— WRITTEN INSTRUCTION —
All lines in the data bearing the string "Pronóstico" should be identified and copied.
┌──
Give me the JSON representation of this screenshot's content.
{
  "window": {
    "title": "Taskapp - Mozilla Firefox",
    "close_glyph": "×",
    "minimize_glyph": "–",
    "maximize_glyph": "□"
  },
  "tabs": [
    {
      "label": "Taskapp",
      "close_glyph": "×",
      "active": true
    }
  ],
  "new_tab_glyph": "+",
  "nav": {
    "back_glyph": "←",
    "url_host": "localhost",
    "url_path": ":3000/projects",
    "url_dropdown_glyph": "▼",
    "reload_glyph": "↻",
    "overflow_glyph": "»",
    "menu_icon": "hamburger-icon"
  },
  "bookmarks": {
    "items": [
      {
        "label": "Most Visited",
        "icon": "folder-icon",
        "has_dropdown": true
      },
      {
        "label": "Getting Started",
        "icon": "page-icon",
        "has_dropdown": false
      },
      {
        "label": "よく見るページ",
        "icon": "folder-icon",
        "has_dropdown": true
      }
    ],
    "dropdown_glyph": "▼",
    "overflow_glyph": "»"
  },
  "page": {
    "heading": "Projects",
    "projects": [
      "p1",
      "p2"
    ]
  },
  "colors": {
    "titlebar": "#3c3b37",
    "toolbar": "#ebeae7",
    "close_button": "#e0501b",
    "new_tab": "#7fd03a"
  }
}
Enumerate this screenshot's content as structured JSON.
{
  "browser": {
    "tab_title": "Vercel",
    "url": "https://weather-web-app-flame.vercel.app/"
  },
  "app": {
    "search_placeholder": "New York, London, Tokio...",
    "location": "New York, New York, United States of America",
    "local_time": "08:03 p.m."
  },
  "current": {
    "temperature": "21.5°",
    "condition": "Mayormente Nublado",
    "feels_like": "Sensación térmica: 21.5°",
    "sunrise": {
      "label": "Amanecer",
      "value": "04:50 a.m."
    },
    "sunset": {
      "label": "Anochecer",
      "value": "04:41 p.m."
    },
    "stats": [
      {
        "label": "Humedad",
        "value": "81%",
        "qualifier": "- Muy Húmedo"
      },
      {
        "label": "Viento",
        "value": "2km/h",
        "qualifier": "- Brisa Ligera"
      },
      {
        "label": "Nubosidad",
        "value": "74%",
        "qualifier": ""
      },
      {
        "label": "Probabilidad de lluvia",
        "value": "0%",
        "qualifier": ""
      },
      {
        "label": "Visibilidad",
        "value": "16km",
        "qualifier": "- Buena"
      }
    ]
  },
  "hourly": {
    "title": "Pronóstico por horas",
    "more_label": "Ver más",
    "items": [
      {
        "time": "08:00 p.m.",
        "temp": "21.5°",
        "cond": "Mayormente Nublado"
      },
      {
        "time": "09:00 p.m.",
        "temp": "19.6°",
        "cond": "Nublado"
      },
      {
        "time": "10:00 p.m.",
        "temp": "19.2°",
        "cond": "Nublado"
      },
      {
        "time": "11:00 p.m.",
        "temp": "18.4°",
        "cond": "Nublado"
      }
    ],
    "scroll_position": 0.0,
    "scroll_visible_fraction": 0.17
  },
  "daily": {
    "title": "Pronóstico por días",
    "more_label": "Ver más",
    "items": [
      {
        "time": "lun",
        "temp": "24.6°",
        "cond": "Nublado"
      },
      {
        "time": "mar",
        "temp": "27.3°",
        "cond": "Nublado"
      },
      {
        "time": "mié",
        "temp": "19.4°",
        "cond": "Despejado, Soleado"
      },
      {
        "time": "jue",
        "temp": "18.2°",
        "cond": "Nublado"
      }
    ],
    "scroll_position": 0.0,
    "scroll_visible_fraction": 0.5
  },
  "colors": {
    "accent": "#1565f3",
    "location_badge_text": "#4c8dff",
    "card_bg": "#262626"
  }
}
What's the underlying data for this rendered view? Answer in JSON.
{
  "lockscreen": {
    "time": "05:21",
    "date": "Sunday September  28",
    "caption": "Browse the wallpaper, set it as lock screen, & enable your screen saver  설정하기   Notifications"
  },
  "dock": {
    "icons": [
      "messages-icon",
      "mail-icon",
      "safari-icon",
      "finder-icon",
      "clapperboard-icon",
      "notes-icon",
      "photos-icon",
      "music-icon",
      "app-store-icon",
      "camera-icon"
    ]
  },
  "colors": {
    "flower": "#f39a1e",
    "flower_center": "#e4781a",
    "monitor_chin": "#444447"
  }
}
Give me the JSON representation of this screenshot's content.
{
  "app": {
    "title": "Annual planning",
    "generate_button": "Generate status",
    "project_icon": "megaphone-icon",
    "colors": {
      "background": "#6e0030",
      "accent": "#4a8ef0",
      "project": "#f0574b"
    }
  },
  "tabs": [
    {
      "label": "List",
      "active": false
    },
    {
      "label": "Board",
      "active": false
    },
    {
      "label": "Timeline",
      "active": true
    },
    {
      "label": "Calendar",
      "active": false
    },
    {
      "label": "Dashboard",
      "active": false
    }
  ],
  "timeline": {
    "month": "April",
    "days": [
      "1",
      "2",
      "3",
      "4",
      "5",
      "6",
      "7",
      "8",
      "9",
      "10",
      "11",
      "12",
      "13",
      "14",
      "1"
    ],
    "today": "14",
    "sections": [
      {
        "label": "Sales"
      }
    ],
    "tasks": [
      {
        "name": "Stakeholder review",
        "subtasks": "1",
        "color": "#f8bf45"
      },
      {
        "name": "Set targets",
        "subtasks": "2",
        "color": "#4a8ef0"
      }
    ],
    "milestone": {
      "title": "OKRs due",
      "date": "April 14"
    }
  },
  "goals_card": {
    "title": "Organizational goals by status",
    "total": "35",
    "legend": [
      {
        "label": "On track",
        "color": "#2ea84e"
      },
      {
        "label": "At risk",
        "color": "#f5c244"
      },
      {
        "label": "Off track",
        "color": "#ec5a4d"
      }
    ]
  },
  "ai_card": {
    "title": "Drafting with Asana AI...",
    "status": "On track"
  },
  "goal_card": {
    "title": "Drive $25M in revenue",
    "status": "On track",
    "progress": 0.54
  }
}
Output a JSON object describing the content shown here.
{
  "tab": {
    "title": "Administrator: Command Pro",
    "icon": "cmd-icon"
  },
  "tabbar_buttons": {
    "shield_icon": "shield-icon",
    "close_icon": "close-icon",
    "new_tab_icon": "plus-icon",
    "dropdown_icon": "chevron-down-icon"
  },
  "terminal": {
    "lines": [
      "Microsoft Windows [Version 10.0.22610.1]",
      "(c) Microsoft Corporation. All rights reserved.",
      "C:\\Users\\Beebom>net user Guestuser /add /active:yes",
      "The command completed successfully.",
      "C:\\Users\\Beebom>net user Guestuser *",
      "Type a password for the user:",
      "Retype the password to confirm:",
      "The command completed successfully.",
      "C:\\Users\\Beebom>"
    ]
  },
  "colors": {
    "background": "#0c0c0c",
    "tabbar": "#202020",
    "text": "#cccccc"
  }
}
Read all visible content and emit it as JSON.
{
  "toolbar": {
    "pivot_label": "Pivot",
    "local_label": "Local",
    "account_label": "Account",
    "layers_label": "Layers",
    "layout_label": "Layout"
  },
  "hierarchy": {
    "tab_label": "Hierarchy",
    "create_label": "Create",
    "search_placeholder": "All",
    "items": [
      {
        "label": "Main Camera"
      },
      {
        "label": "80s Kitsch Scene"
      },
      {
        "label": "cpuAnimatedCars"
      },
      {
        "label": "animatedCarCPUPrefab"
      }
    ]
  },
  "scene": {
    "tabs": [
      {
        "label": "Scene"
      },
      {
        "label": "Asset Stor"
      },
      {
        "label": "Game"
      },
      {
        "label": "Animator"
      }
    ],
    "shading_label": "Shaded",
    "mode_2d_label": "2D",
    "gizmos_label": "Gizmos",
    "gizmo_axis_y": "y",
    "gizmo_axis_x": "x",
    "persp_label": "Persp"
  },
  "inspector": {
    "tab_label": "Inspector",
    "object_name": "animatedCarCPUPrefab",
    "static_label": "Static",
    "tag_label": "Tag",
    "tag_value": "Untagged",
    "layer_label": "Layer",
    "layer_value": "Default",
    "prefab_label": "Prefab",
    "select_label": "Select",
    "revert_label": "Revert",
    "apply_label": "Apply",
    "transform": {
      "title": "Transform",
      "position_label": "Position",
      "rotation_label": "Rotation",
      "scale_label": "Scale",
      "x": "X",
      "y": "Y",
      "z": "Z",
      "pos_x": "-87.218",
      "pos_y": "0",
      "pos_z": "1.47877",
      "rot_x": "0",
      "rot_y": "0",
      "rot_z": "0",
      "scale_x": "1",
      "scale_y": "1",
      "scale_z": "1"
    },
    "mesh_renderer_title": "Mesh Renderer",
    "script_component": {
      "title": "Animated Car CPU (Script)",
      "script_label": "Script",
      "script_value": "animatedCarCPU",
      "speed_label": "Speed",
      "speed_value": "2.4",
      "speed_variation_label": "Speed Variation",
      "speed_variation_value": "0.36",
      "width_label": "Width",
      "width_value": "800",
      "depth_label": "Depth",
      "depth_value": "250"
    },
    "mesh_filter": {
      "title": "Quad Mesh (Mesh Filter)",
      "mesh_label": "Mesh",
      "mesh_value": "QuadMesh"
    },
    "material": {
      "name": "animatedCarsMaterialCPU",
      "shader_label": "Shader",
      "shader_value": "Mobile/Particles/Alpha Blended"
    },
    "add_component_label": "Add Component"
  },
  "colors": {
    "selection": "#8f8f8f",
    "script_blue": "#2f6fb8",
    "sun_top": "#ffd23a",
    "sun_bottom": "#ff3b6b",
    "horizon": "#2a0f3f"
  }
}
└──
— RESULT FOR THIS TASK —
    "title": "Pronóstico por horas",
    "title": "Pronóstico por días",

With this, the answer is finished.